:: What to produce ::
Extract the lines that hold the string "ffffff".

:: Material for this exercise ::
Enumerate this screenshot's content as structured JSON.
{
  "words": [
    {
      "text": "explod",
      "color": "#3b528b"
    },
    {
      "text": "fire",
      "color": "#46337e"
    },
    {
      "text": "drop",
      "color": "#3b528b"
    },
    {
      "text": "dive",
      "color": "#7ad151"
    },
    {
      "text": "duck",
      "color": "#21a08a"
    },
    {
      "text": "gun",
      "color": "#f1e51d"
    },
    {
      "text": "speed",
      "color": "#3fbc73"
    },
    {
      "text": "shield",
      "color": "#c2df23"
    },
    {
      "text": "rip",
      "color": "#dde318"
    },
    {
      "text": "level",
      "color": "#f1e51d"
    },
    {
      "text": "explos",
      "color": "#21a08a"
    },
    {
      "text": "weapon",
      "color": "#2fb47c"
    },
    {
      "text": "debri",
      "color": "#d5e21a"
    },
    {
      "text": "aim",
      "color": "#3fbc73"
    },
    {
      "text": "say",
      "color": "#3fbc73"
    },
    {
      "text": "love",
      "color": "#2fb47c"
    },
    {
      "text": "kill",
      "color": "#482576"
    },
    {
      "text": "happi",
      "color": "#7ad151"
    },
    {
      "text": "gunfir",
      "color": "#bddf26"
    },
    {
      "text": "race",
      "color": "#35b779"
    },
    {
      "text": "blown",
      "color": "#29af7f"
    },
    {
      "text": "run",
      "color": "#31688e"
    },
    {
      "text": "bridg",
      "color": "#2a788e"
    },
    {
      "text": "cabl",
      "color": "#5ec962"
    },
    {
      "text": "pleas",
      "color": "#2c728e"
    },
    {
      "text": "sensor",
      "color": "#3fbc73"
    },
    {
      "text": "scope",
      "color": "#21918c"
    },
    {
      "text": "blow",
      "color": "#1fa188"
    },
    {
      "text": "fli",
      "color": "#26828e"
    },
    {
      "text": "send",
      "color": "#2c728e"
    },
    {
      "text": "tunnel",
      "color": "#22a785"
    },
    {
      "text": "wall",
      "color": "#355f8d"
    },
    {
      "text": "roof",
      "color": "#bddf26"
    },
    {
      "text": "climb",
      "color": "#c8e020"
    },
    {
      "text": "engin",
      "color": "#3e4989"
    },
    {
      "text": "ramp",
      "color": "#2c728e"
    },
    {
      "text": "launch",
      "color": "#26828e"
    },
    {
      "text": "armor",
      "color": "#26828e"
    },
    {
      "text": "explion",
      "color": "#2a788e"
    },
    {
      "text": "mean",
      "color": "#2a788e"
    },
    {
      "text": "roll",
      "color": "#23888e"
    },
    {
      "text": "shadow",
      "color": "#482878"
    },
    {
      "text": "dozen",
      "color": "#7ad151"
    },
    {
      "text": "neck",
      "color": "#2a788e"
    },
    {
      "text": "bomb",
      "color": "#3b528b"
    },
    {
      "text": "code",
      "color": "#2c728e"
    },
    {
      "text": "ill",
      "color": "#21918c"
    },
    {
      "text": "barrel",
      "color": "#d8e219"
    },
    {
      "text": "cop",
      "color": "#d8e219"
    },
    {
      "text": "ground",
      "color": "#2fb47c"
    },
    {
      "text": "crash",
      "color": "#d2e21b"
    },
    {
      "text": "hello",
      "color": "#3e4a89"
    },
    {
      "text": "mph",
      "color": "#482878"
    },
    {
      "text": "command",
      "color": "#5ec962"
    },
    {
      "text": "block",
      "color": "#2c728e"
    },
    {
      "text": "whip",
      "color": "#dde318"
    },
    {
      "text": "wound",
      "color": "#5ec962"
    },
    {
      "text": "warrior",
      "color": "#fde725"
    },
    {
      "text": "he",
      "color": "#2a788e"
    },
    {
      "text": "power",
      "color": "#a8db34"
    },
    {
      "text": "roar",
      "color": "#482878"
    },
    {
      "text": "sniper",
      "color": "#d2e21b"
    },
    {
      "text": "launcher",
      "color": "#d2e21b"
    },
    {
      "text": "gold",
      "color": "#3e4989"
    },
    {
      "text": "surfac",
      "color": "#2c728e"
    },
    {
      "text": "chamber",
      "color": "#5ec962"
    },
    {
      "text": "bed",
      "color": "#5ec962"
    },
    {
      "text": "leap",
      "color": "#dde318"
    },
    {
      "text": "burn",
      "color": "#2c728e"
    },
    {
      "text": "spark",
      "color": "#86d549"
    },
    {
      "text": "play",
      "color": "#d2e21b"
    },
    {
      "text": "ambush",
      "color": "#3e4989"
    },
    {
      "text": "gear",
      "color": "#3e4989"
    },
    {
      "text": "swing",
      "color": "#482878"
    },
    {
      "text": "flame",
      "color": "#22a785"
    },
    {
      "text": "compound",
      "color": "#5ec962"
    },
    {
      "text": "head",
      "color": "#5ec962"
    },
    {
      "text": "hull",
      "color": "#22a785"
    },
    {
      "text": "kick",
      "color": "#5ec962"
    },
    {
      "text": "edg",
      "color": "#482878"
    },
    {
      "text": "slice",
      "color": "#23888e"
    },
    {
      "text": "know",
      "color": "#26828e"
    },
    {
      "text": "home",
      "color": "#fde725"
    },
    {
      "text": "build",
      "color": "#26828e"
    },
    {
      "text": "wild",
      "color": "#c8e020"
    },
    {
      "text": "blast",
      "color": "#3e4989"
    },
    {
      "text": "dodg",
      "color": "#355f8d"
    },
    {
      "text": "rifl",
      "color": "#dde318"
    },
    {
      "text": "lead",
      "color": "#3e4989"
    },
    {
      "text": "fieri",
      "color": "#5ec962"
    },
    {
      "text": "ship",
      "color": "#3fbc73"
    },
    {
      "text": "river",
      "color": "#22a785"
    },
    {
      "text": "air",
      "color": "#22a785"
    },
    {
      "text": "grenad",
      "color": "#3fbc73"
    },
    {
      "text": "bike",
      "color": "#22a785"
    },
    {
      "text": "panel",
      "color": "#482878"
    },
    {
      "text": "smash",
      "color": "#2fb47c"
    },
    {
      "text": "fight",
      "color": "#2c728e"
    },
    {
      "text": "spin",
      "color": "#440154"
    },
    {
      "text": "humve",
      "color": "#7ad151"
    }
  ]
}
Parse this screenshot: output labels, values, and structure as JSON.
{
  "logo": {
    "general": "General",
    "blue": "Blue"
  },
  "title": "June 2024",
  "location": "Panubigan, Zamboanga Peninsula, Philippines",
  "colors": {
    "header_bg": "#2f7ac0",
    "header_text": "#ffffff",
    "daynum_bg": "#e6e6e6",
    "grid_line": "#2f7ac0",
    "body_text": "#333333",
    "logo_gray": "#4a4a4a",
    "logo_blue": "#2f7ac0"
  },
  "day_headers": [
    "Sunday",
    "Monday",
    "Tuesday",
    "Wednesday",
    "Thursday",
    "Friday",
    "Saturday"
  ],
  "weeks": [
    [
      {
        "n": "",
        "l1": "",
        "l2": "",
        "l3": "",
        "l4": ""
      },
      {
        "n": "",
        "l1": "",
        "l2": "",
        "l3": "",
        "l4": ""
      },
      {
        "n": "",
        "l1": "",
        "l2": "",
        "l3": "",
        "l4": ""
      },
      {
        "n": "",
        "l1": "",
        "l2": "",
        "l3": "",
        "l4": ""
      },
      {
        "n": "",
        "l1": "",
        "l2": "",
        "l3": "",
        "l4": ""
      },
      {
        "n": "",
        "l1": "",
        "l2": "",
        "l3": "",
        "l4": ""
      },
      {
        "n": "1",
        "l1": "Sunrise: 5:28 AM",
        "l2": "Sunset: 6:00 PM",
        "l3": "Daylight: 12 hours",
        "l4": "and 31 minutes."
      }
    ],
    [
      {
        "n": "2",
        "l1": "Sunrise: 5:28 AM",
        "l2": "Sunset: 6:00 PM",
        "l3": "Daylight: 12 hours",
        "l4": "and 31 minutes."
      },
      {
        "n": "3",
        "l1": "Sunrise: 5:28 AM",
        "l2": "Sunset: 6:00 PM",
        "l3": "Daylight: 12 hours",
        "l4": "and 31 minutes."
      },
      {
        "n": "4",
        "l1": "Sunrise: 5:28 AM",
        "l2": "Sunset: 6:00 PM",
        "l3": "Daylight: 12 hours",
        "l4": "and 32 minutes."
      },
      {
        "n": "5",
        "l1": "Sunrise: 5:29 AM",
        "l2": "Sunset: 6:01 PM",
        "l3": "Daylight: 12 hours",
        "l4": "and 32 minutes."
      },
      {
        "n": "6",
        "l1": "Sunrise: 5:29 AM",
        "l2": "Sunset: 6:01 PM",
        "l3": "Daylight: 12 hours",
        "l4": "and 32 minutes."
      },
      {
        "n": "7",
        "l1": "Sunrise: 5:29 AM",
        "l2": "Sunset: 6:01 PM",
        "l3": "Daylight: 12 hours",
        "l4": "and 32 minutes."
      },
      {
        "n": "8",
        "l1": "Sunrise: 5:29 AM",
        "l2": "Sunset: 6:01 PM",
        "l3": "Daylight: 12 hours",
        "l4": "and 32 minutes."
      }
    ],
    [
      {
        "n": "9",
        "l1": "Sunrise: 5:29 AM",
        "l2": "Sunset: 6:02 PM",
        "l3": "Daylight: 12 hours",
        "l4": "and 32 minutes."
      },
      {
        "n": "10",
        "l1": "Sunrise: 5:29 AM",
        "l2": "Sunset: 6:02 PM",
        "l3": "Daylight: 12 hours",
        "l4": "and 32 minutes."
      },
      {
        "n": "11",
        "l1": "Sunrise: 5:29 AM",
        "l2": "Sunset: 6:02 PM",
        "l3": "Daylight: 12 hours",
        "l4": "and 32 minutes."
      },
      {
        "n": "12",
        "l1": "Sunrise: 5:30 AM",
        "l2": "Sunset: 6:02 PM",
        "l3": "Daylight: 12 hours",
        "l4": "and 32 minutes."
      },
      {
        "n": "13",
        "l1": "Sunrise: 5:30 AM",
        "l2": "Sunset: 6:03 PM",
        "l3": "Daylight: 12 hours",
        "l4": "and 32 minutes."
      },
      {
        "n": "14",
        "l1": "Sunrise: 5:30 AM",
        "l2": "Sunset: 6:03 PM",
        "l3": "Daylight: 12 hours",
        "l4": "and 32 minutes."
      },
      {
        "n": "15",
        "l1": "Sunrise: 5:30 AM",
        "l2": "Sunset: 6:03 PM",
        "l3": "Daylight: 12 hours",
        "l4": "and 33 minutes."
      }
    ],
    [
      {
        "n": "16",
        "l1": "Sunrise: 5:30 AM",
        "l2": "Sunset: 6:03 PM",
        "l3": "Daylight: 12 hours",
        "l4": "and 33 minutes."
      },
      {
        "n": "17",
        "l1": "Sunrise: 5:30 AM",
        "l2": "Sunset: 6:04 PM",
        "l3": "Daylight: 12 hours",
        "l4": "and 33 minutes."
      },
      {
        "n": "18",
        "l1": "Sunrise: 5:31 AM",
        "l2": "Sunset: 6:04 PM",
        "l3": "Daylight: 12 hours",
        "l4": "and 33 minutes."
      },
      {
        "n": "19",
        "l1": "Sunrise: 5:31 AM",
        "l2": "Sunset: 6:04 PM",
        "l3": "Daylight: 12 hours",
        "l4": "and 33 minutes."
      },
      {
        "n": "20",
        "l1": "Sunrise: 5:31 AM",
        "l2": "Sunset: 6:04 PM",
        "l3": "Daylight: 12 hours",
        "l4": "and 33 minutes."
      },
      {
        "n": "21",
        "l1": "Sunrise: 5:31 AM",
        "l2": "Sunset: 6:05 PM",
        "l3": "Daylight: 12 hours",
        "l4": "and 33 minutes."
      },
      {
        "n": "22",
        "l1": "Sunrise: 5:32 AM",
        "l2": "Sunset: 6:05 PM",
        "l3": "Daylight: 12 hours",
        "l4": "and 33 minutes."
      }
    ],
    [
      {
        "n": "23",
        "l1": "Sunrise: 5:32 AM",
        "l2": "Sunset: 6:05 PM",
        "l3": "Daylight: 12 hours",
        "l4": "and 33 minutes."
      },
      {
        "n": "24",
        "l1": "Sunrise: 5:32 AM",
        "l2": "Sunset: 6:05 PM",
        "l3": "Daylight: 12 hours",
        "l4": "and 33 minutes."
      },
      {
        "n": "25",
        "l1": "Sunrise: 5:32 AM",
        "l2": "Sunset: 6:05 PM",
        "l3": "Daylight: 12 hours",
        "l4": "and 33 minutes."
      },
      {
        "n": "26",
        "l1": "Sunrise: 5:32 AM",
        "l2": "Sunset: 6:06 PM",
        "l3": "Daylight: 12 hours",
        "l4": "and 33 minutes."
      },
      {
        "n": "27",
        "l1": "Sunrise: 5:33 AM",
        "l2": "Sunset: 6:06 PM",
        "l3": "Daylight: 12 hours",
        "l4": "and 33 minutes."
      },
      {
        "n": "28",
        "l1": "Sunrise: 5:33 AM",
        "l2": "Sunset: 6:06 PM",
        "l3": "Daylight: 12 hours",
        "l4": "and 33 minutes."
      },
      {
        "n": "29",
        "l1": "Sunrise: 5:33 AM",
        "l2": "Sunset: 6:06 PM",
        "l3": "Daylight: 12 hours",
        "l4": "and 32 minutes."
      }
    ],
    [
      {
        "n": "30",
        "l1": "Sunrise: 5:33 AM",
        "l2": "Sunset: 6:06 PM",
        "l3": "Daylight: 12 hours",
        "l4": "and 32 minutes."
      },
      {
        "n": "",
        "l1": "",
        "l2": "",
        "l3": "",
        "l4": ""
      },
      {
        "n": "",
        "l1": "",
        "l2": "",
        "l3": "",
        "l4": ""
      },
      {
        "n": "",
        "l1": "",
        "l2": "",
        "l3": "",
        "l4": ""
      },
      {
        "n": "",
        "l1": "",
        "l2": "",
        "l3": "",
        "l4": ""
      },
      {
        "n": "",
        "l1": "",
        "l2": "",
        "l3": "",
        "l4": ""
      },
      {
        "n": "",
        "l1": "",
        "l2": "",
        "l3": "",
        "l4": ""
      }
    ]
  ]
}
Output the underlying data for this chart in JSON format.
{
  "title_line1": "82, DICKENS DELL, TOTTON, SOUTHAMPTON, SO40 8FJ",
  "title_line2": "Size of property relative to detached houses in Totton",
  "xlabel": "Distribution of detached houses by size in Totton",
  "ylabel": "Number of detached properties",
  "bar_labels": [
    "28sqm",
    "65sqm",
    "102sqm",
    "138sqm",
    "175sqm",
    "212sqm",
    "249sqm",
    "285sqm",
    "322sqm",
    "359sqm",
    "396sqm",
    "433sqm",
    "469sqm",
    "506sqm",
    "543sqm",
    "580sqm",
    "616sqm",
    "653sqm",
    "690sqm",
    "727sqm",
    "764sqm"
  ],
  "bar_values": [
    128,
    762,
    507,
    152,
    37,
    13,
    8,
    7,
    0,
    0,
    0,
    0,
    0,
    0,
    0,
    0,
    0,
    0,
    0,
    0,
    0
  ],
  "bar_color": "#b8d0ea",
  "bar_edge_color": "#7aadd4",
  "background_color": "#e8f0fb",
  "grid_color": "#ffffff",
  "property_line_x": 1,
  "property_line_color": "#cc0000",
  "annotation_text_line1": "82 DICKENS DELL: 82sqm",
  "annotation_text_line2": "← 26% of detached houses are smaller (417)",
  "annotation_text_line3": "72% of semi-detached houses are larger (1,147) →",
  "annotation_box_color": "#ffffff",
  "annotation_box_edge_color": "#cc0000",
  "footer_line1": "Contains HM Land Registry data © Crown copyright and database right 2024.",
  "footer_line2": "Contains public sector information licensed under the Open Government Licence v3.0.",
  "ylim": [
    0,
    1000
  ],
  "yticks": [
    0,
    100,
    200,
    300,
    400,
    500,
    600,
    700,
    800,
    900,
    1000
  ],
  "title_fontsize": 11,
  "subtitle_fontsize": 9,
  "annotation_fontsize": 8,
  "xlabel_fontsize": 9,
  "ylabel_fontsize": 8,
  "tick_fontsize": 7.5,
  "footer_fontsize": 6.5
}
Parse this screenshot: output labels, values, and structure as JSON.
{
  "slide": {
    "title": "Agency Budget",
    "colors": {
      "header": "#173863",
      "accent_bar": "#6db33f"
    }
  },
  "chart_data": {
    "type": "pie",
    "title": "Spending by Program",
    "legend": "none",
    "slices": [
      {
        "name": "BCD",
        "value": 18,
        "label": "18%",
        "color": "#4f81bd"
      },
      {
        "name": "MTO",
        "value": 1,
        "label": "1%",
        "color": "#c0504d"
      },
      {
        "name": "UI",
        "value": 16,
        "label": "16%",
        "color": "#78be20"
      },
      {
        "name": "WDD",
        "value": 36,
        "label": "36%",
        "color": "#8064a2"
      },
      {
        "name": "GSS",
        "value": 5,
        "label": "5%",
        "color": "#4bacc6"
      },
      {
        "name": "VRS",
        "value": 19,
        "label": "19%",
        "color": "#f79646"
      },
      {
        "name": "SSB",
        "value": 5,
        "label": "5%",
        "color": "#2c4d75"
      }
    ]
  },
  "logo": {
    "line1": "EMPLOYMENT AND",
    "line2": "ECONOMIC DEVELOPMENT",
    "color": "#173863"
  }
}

:: Solution to this task ::
    "header_text": "#ffffff",
  "grid_color": "#ffffff",
  "annotation_box_color": "#ffffff",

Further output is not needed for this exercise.